**Set problem:**
Output the records exactly. Include every line.

**Listed records:**
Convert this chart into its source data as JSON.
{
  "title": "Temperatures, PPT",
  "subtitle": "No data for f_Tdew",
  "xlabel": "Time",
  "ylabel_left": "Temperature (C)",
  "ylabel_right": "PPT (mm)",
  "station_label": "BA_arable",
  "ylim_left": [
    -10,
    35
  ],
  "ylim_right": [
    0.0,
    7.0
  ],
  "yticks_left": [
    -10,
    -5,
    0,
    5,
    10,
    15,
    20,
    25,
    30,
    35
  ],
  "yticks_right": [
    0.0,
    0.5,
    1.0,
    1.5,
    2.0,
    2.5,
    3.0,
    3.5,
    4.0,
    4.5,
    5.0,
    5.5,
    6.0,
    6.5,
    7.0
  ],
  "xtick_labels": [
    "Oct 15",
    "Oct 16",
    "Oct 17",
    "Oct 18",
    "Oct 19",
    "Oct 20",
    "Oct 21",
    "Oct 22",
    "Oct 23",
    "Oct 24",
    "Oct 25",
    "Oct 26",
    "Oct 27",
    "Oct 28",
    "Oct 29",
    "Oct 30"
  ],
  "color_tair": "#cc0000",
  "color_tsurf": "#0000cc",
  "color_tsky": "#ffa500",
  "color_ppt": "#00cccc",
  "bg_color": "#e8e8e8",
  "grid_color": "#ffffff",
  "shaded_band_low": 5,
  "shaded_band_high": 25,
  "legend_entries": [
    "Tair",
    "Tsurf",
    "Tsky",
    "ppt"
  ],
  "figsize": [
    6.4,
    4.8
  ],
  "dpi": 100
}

**Expected answer:**
Convert this chart into its source data as JSON.
{
  "title": "Temperatures, PPT",
  "subtitle": "No data for f_Tdew",
  "xlabel": "Time",
  "ylabel_left": "Temperature (C)",
  "ylabel_right": "PPT (mm)",
  "station_label": "BA_arable",
  "ylim_left": [
    -10,
    35
  ],
  "ylim_right": [
    0.0,
    7.0
  ],
  "yticks_left": [
    -10,
    -5,
    0,
    5,
    10,
    15,
    20,
    25,
    30,
    35
  ],
  "yticks_right": [
    0.0,
    0.5,
    1.0,
    1.5,
    2.0,
    2.5,
    3.0,
    3.5,
    4.0,
    4.5,
    5.0,
    5.5,
    6.0,
    6.5,
    7.0
  ],
  "xtick_labels": [
    "Oct 15",
    "Oct 16",
    "Oct 17",
    "Oct 18",
    "Oct 19",
    "Oct 20",
    "Oct 21",
    "Oct 22",
    "Oct 23",
    "Oct 24",
    "Oct 25",
    "Oct 26",
    "Oct 27",
    "Oct 28",
    "Oct 29",
    "Oct 30"
  ],
  "color_tair": "#cc0000",
  "color_tsurf": "#0000cc",
  "color_tsky": "#ffa500",
  "color_ppt": "#00cccc",
  "bg_color": "#e8e8e8",
  "grid_color": "#ffffff",
  "shaded_band_low": 5,
  "shaded_band_high": 25,
  "legend_entries": [
    "Tair",
    "Tsurf",
    "Tsky",
    "ppt"
  ],
  "figsize": [
    6.4,
    4.8
  ],
  "dpi": 100
}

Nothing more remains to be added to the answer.